* AIM OF THE TASK
Copy every line of the items below character for character, omitting the pictures.

[Items from a dataset]
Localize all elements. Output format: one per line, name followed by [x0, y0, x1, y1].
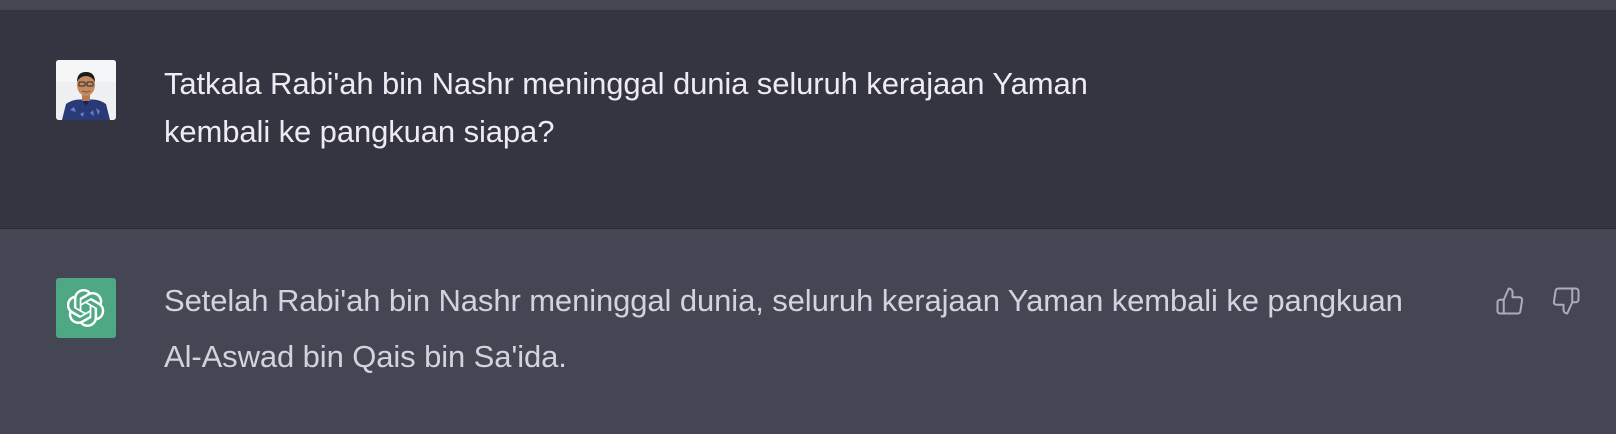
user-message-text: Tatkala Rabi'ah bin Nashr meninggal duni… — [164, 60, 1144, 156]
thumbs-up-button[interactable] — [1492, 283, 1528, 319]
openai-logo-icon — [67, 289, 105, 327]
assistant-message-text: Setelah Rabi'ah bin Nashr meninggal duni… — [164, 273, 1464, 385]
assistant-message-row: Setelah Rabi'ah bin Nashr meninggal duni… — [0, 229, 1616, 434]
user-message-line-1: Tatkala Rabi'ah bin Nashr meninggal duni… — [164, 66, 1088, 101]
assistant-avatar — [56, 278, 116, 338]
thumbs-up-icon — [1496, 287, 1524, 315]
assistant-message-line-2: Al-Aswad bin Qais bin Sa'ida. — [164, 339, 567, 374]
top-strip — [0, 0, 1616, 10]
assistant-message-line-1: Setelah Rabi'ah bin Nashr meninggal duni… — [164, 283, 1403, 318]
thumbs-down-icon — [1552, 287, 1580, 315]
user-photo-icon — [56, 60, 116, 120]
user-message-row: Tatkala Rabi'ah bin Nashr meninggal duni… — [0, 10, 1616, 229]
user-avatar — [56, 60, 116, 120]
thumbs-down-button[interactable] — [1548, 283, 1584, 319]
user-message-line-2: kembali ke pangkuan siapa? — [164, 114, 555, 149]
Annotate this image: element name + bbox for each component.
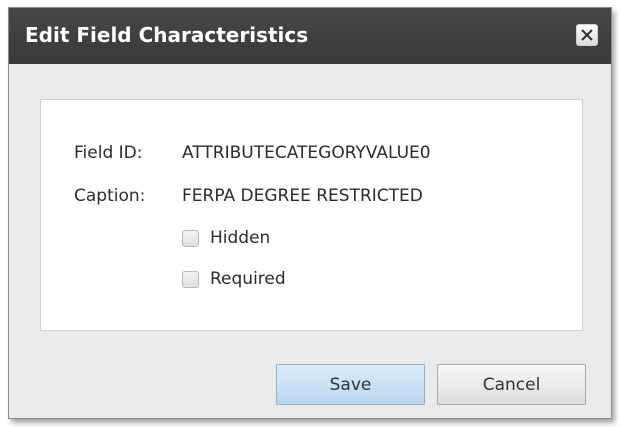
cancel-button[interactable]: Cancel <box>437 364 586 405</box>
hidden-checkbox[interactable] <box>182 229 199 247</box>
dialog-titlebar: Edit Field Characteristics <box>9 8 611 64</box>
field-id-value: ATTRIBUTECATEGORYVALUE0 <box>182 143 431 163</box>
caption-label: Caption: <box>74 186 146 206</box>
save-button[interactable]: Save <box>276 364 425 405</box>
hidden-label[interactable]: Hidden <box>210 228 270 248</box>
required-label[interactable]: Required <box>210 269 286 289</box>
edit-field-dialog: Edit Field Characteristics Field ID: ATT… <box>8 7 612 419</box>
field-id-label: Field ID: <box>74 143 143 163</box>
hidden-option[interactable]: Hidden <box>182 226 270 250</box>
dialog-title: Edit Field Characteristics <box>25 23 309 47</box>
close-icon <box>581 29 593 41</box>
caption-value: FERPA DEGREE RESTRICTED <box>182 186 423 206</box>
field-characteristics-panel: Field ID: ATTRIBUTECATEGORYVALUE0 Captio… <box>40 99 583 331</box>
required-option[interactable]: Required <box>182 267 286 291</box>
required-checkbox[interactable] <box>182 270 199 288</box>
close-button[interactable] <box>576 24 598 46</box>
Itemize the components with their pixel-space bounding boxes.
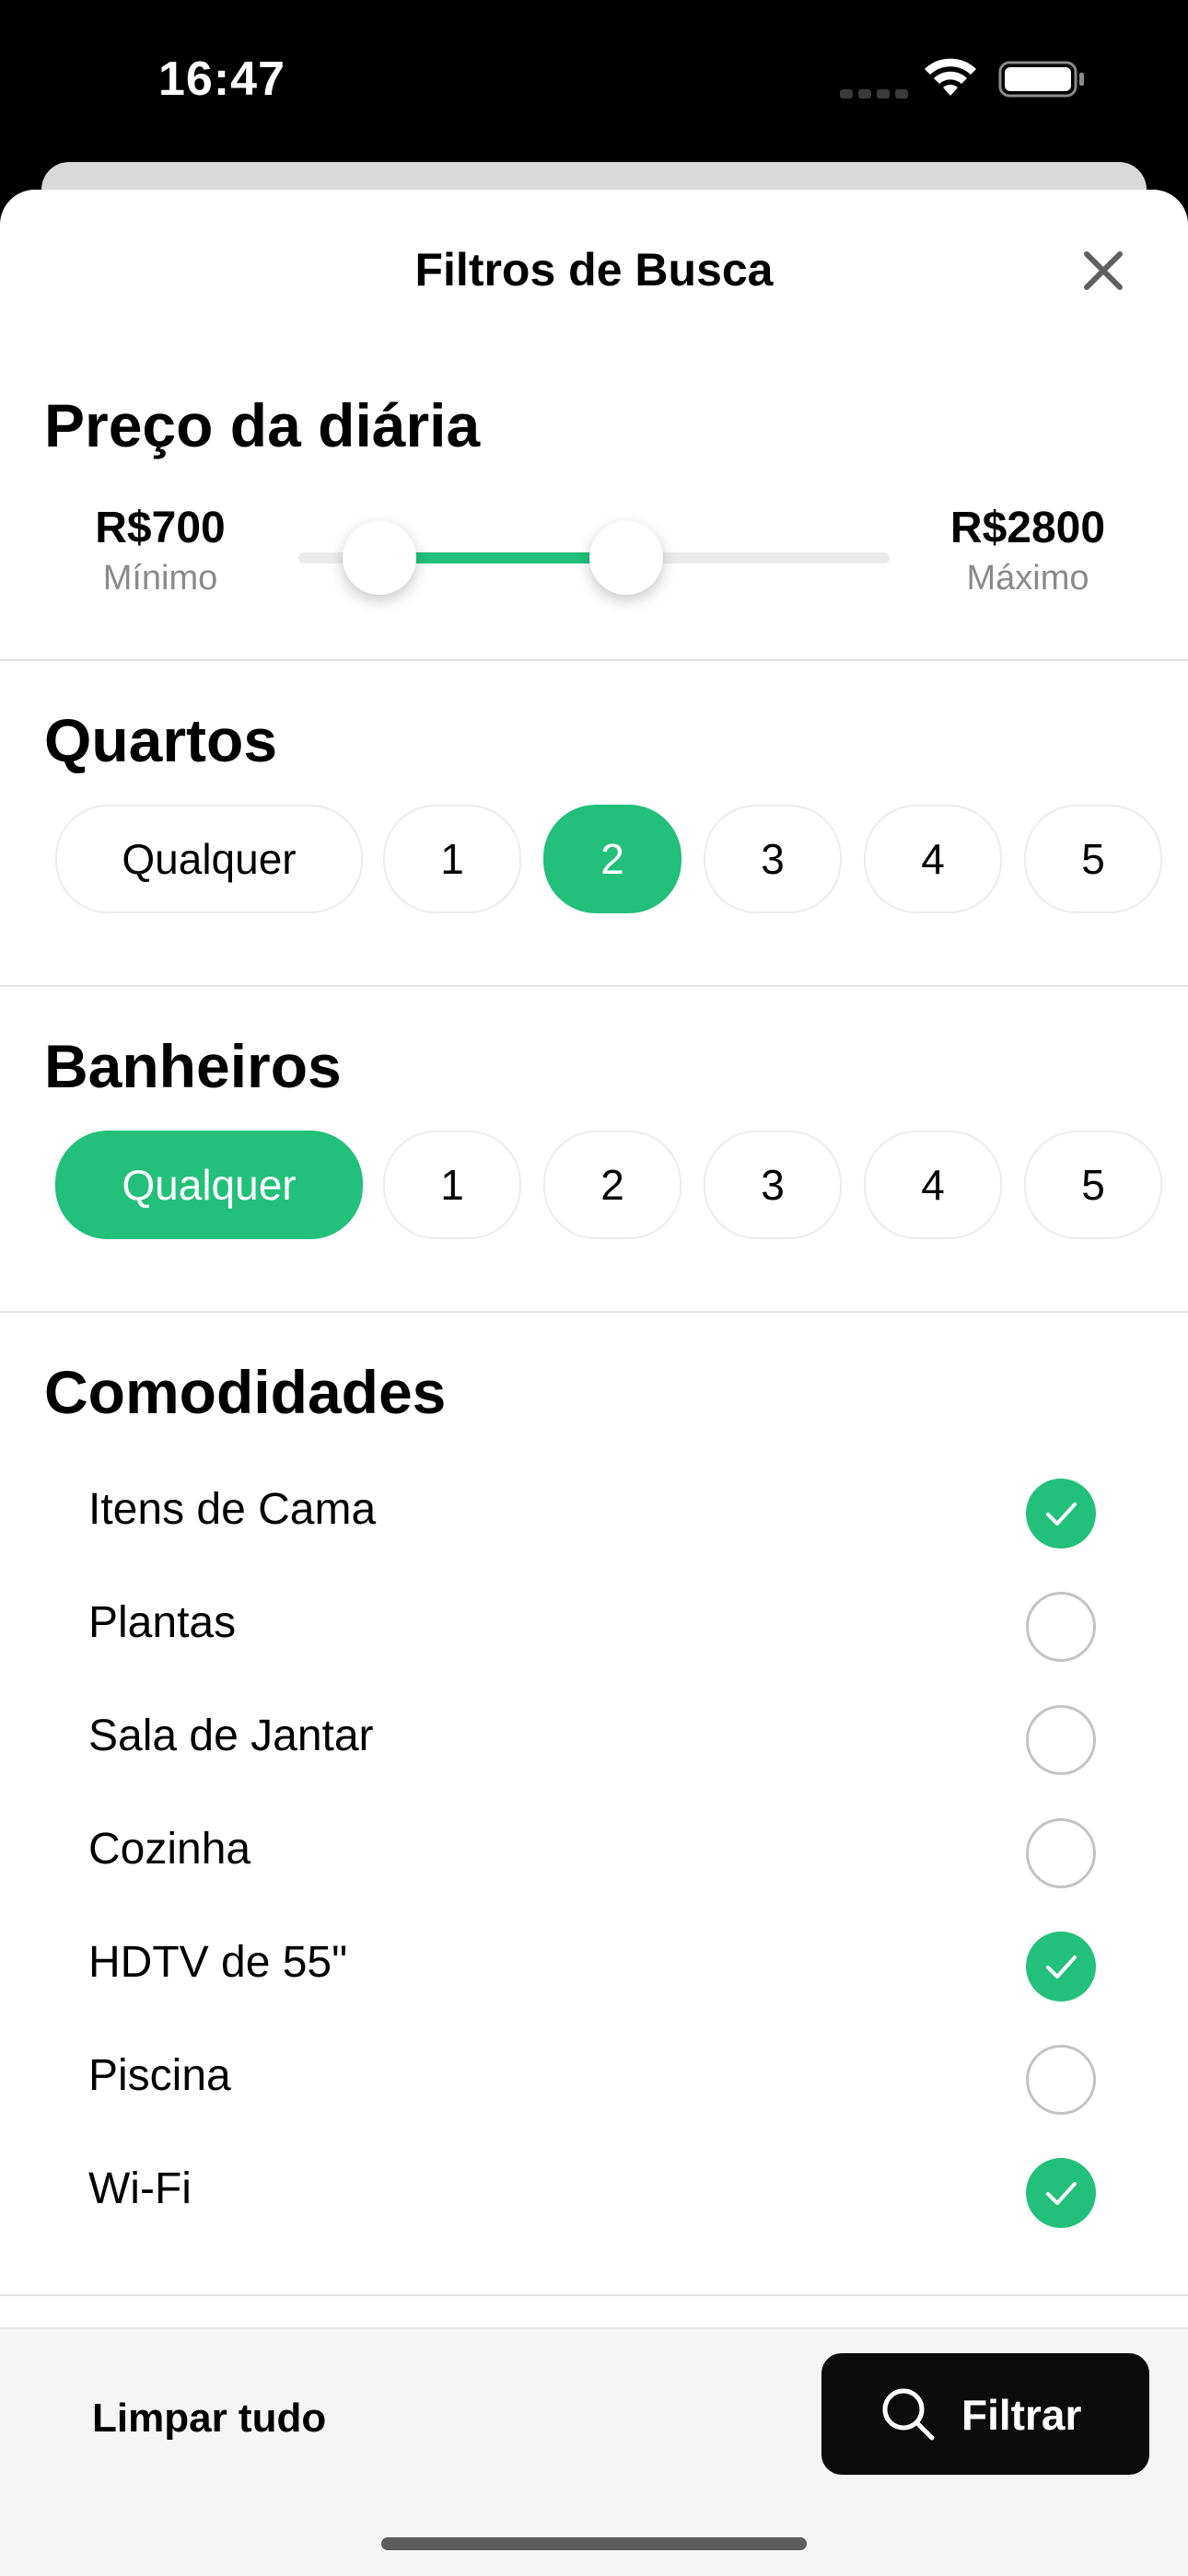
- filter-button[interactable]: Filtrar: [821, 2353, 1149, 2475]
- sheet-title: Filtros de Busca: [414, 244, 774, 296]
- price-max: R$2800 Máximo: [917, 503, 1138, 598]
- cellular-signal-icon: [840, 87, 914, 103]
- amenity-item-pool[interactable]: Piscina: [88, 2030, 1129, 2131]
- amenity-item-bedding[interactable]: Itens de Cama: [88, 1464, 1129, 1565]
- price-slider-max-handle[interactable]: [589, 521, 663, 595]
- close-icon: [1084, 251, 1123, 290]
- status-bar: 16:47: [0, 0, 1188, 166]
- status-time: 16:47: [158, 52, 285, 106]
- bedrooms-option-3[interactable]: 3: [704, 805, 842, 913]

* RESPONSE FOR THIS EXERCISE
Localize all elements. Output format: one per line, name followed by [x0, y0, x1, y1].
user-message-text: Tatkala Rabi'ah bin Nashr meninggal duni… — [164, 60, 1144, 156]
thumbs-up-button[interactable] — [1492, 283, 1528, 319]
openai-logo-icon — [67, 289, 105, 327]
assistant-message-text: Setelah Rabi'ah bin Nashr meninggal duni… — [164, 273, 1464, 385]
assistant-message-row: Setelah Rabi'ah bin Nashr meninggal duni… — [0, 229, 1616, 434]
user-message-line-1: Tatkala Rabi'ah bin Nashr meninggal duni… — [164, 66, 1088, 101]
assistant-avatar — [56, 278, 116, 338]
thumbs-up-icon — [1496, 287, 1524, 315]
assistant-message-line-2: Al-Aswad bin Qais bin Sa'ida. — [164, 339, 567, 374]
top-strip — [0, 0, 1616, 10]
assistant-message-line-1: Setelah Rabi'ah bin Nashr meninggal duni… — [164, 283, 1403, 318]
thumbs-down-icon — [1552, 287, 1580, 315]
user-photo-icon — [56, 60, 116, 120]
user-message-row: Tatkala Rabi'ah bin Nashr meninggal duni… — [0, 10, 1616, 229]
user-avatar — [56, 60, 116, 120]
thumbs-down-button[interactable] — [1548, 283, 1584, 319]
user-message-line-2: kembali ke pangkuan siapa? — [164, 114, 555, 149]
Annotate this image: element name + bbox for each component.
cancel-button[interactable]: Cancel <box>437 364 586 405</box>
hidden-checkbox[interactable] <box>182 229 199 247</box>
dialog-titlebar: Edit Field Characteristics <box>9 8 611 64</box>
field-id-value: ATTRIBUTECATEGORYVALUE0 <box>182 143 431 163</box>
caption-label: Caption: <box>74 186 146 206</box>
save-button[interactable]: Save <box>276 364 425 405</box>
hidden-label[interactable]: Hidden <box>210 228 270 248</box>
required-label[interactable]: Required <box>210 269 286 289</box>
edit-field-dialog: Edit Field Characteristics Field ID: ATT… <box>8 7 612 419</box>
field-id-label: Field ID: <box>74 143 143 163</box>
hidden-option[interactable]: Hidden <box>182 226 270 250</box>
dialog-title: Edit Field Characteristics <box>25 23 309 47</box>
close-icon <box>581 29 593 41</box>
caption-value: FERPA DEGREE RESTRICTED <box>182 186 423 206</box>
field-characteristics-panel: Field ID: ATTRIBUTECATEGORYVALUE0 Captio… <box>40 99 583 331</box>
required-option[interactable]: Required <box>182 267 286 291</box>
required-checkbox[interactable] <box>182 270 199 288</box>
close-button[interactable] <box>576 24 598 46</box>
Itemize the components with their pixel-space bounding boxes.
- filter-button[interactable]: Filtrar: [821, 2353, 1149, 2475]
- sheet-title: Filtros de Busca: [414, 244, 774, 296]
- price-max: R$2800 Máximo: [917, 503, 1138, 598]
- cellular-signal-icon: [840, 87, 914, 103]
- amenity-item-pool[interactable]: Piscina: [88, 2030, 1129, 2131]
- amenity-item-bedding[interactable]: Itens de Cama: [88, 1464, 1129, 1565]
- price-slider-max-handle[interactable]: [589, 521, 663, 595]
- close-icon: [1084, 251, 1123, 290]
- status-bar: 16:47: [0, 0, 1188, 166]
- status-time: 16:47: [158, 52, 285, 106]
- bedrooms-option-3[interactable]: 3: [704, 805, 842, 913]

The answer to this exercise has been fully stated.